- _GIVEN PROBLEM_
Each line containing the word "H₂CO₃" must be collected.

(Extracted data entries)
_ _ _ _ _
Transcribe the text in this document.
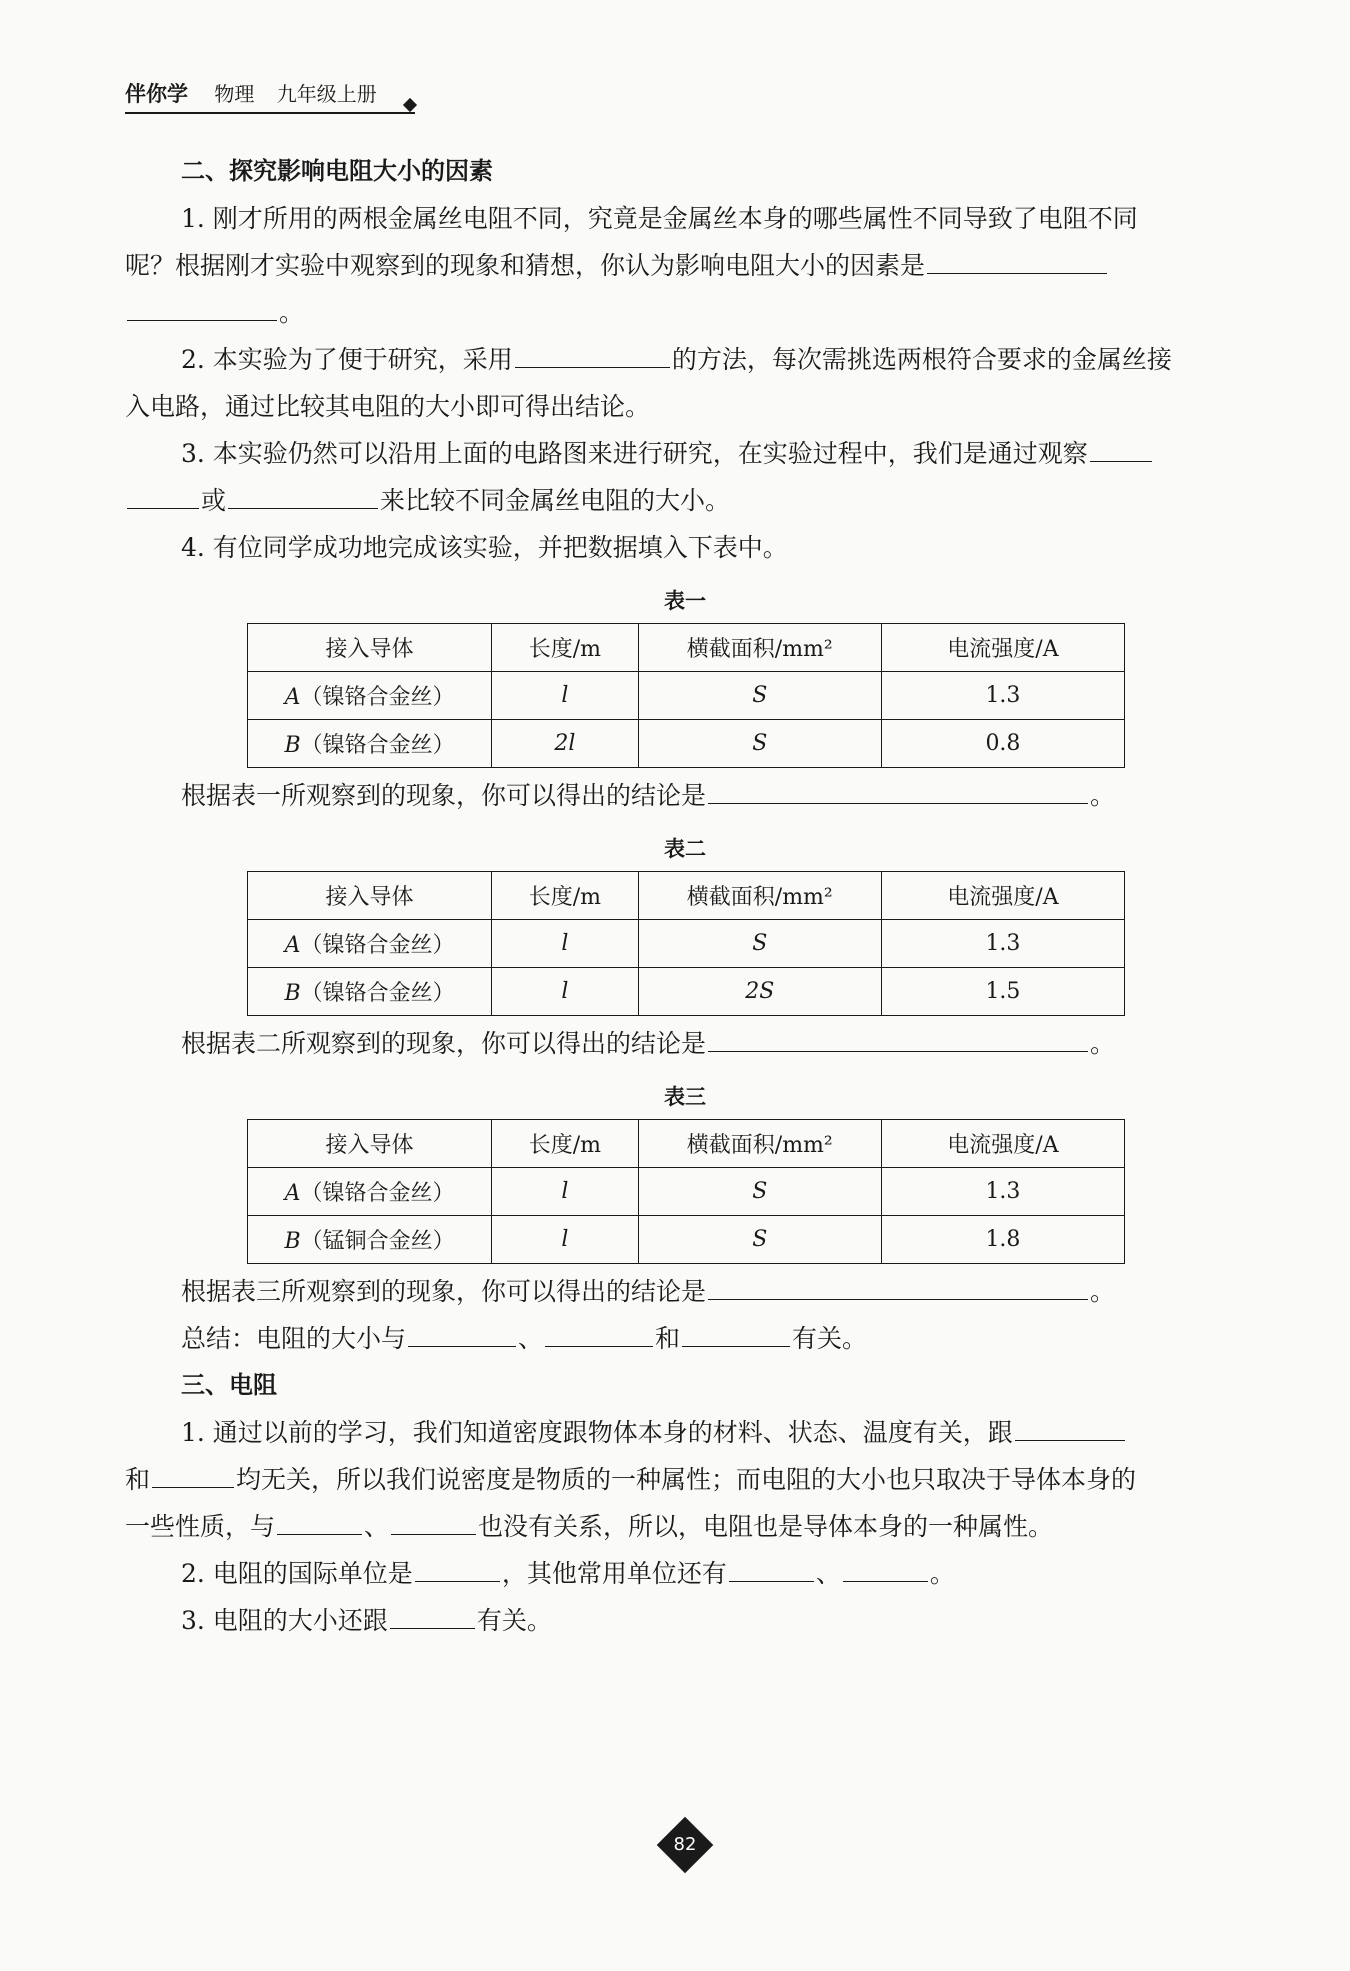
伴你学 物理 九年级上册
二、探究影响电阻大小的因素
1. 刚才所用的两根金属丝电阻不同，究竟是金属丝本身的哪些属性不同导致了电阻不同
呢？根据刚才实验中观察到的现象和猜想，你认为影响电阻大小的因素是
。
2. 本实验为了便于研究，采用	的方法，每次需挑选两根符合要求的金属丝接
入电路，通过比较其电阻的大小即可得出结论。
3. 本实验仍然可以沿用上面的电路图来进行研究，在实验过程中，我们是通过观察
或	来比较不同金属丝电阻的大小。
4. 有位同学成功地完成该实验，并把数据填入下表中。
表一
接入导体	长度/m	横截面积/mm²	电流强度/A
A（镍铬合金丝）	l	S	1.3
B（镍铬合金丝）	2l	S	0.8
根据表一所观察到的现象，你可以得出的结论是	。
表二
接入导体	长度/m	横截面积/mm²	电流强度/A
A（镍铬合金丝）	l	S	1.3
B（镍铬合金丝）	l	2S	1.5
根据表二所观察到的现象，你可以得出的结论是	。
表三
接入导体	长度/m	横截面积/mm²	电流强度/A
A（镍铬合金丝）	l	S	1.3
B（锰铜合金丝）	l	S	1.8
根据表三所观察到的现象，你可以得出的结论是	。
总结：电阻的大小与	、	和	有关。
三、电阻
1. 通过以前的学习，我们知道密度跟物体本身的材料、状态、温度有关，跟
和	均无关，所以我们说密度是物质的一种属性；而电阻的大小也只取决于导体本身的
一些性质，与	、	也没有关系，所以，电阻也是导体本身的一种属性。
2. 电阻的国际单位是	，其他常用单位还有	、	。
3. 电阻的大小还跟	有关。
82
_ _ _ _ _
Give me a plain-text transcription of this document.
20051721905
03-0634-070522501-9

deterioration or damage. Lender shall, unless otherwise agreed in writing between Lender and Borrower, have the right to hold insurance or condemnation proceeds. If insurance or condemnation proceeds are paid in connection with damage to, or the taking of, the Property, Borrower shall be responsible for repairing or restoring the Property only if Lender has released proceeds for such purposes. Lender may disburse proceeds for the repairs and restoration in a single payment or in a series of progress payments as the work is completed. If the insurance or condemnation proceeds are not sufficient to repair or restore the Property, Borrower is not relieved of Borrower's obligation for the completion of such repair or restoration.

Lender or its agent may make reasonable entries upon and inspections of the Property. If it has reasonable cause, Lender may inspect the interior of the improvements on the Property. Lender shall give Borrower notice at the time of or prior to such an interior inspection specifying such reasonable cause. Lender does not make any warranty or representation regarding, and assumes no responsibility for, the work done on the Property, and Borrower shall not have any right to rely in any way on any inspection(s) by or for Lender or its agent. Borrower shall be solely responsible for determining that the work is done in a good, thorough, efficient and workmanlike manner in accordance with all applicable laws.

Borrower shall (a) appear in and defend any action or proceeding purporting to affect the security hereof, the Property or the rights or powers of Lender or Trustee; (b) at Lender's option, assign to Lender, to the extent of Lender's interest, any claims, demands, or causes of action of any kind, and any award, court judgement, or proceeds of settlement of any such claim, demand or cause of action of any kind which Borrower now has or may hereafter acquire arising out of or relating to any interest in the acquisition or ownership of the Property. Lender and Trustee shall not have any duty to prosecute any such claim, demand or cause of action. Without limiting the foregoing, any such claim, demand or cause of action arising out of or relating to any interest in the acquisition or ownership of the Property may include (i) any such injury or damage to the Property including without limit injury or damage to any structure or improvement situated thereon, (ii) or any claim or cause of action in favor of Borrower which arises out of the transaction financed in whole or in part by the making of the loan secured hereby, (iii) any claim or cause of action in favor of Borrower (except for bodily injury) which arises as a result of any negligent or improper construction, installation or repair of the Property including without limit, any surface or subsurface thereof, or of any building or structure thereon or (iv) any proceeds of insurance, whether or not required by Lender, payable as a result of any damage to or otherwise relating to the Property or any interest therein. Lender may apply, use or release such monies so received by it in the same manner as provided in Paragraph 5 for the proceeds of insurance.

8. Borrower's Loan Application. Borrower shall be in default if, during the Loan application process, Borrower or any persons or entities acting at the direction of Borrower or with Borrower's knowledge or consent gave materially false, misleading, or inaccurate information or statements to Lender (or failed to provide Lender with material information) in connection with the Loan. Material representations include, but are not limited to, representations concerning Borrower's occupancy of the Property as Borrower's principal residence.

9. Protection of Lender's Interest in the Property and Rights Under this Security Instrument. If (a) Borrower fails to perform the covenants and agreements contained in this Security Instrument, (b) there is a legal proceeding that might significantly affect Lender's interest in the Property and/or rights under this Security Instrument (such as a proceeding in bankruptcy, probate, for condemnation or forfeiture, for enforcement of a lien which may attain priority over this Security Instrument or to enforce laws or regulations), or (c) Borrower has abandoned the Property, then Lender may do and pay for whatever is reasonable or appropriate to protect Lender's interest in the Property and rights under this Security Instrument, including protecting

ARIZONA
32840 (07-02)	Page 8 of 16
_ _ _ _ _
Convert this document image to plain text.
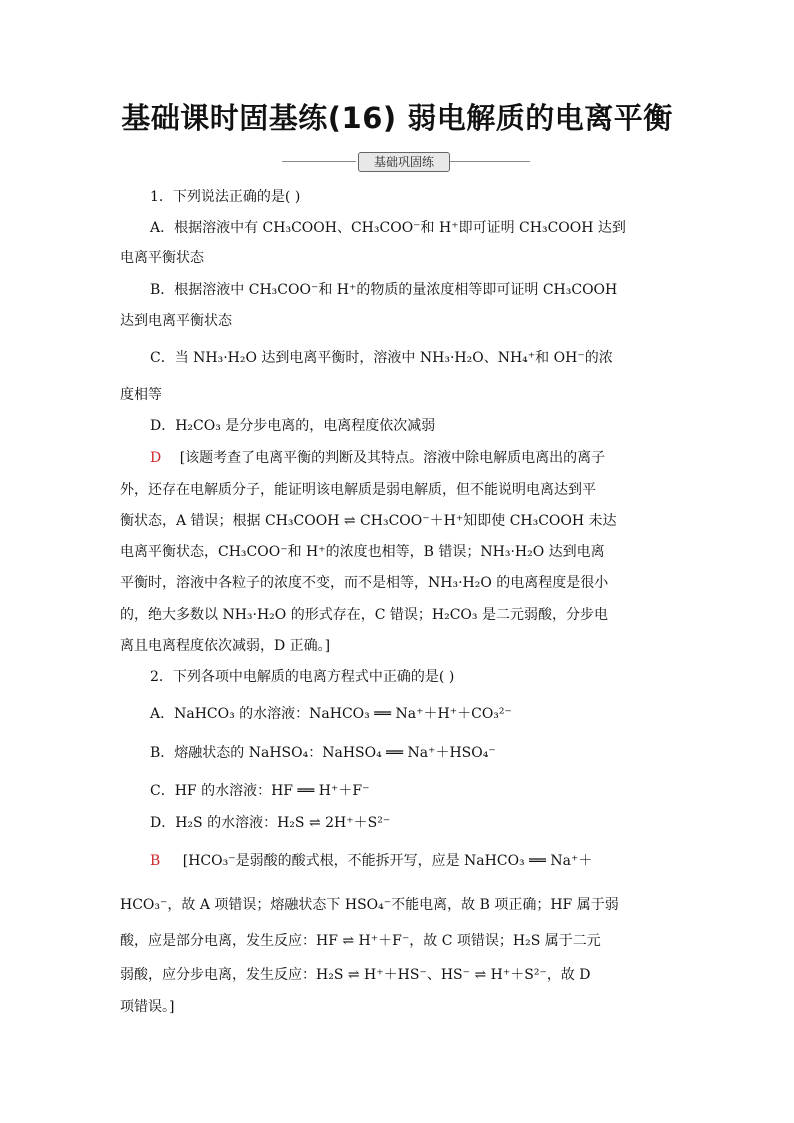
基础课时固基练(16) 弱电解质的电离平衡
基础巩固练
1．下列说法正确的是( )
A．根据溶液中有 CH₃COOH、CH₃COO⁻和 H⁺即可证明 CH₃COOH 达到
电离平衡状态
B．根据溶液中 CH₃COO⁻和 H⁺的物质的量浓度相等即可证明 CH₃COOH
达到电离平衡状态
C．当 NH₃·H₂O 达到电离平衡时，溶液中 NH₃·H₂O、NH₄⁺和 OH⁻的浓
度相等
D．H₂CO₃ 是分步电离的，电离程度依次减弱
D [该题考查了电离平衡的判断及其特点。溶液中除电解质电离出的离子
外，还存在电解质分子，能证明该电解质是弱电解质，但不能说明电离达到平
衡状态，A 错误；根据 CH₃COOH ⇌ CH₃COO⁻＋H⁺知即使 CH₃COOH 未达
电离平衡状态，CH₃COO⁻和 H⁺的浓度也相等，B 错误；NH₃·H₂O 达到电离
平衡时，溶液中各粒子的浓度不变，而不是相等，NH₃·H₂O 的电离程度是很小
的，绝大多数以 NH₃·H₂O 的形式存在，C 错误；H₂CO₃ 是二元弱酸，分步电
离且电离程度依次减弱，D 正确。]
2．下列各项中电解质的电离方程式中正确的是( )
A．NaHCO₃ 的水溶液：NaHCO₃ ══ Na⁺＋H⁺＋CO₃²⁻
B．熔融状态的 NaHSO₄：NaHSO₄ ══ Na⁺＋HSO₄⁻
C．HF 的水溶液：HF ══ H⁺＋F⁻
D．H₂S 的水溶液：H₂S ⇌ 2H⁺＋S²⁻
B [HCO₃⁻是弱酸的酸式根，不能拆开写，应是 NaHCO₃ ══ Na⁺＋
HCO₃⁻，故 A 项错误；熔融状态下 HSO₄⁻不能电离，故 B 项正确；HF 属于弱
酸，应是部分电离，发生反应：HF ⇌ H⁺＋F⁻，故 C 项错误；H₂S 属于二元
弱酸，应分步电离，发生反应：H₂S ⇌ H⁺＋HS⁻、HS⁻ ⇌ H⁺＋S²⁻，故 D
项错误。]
_ _ _ _ _
- _RESPONSE_
D．H₂CO₃ 是分步电离的，电离程度依次减弱
的，绝大多数以 NH₃·H₂O 的形式存在，C 错误；H₂CO₃ 是二元弱酸，分步电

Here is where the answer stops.